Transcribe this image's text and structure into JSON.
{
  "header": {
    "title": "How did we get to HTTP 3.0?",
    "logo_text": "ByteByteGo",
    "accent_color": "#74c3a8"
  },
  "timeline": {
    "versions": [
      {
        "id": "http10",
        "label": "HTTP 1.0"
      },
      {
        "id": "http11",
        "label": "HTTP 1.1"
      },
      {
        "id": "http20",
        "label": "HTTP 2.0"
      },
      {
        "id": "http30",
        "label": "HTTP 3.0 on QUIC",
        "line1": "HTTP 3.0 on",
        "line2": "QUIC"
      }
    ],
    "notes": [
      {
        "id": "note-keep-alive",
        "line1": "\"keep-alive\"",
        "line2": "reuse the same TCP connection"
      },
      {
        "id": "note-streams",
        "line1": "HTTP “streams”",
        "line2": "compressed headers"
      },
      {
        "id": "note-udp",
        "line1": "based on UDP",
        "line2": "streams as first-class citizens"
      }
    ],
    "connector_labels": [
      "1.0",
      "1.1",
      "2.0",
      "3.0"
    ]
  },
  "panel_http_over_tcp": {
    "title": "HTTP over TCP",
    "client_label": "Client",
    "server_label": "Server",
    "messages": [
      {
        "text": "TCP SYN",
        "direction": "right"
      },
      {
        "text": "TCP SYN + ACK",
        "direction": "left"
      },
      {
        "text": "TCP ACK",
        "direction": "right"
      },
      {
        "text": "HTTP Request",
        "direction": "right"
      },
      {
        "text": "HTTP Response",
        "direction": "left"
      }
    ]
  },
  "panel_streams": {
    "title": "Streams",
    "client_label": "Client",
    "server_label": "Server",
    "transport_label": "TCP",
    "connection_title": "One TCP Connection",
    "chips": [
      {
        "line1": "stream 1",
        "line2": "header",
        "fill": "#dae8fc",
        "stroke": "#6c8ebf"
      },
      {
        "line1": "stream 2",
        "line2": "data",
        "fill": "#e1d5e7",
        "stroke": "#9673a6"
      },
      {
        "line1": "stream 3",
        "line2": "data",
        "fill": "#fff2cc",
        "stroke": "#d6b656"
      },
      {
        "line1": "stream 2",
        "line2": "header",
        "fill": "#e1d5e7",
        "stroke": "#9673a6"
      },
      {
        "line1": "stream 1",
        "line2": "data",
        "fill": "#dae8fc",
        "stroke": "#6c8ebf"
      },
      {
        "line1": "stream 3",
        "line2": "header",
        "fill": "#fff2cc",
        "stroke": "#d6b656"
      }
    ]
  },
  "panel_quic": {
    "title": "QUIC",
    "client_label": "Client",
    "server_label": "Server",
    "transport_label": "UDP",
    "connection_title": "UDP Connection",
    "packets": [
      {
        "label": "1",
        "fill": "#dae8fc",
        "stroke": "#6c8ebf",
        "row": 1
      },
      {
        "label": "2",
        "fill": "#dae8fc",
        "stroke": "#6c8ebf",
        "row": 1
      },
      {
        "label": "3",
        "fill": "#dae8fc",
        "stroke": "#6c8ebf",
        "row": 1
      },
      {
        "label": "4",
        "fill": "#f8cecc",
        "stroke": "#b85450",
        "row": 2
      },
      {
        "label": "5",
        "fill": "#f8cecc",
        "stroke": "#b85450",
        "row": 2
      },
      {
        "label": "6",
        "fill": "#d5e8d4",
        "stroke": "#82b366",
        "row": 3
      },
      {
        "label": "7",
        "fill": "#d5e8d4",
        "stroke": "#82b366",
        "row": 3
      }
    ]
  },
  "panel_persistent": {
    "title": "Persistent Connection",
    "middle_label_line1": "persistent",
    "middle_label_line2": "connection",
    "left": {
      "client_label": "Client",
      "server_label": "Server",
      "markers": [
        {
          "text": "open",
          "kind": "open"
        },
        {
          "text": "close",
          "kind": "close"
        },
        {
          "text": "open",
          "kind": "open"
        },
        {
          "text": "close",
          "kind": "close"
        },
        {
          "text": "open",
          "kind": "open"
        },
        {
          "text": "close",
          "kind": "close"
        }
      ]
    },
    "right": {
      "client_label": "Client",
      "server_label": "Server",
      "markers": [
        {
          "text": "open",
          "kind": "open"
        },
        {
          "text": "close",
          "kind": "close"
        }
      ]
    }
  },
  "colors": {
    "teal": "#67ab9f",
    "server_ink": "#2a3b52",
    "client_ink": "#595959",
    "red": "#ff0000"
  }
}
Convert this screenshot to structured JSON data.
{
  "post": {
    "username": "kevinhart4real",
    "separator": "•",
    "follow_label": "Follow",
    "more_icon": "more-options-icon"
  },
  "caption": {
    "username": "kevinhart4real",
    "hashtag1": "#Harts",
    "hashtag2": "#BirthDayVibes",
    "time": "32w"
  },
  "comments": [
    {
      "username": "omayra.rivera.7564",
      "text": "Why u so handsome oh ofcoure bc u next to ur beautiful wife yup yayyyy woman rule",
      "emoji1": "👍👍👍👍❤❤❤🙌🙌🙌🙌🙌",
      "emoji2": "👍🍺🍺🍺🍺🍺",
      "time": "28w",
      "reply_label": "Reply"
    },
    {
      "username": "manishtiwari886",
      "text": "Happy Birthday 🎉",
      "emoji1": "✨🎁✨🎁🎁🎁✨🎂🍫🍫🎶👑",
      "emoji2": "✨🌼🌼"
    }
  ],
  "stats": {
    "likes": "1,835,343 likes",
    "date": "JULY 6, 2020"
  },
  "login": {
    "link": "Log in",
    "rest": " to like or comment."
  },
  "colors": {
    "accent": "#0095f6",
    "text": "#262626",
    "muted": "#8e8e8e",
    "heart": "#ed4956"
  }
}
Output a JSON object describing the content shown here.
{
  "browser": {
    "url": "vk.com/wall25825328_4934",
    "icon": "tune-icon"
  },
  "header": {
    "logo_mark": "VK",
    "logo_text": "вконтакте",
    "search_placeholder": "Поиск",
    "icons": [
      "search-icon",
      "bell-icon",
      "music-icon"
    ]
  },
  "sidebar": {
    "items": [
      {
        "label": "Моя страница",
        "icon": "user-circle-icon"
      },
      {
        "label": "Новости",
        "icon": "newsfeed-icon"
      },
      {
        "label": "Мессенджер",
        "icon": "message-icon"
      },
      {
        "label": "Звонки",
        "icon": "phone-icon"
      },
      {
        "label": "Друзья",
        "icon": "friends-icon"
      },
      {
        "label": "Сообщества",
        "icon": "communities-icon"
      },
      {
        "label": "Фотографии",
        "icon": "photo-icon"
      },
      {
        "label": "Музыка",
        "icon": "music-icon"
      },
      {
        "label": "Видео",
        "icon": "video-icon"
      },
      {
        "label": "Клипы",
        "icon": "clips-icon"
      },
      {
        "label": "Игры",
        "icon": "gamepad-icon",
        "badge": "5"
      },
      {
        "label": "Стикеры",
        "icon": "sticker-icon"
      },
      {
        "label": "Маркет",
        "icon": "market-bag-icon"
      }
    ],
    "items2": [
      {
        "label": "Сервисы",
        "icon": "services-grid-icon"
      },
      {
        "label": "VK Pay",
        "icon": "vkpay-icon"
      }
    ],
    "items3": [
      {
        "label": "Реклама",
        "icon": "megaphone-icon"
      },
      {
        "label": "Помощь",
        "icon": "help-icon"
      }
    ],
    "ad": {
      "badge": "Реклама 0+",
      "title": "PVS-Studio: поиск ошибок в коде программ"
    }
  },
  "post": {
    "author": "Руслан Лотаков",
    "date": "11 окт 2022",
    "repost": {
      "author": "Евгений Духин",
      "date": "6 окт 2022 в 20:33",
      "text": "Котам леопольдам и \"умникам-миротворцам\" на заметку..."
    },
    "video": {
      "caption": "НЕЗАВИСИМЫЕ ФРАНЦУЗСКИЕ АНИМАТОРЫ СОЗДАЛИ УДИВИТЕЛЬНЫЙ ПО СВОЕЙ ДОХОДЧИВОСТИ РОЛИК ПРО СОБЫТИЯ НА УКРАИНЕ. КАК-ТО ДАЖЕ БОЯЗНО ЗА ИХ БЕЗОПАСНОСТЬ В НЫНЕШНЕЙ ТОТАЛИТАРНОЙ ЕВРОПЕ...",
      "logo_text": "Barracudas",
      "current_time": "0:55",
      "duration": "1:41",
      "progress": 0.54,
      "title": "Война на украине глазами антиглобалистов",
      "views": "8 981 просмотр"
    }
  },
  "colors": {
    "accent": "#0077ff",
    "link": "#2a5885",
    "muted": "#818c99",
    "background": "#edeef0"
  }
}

Exercise details → Copy every line of the listing that contains the word "date".

Solution for this exercise →
    "date": "JULY 6, 2020"
    "date": "11 окт 2022",
      "date": "6 окт 2022 в 20:33",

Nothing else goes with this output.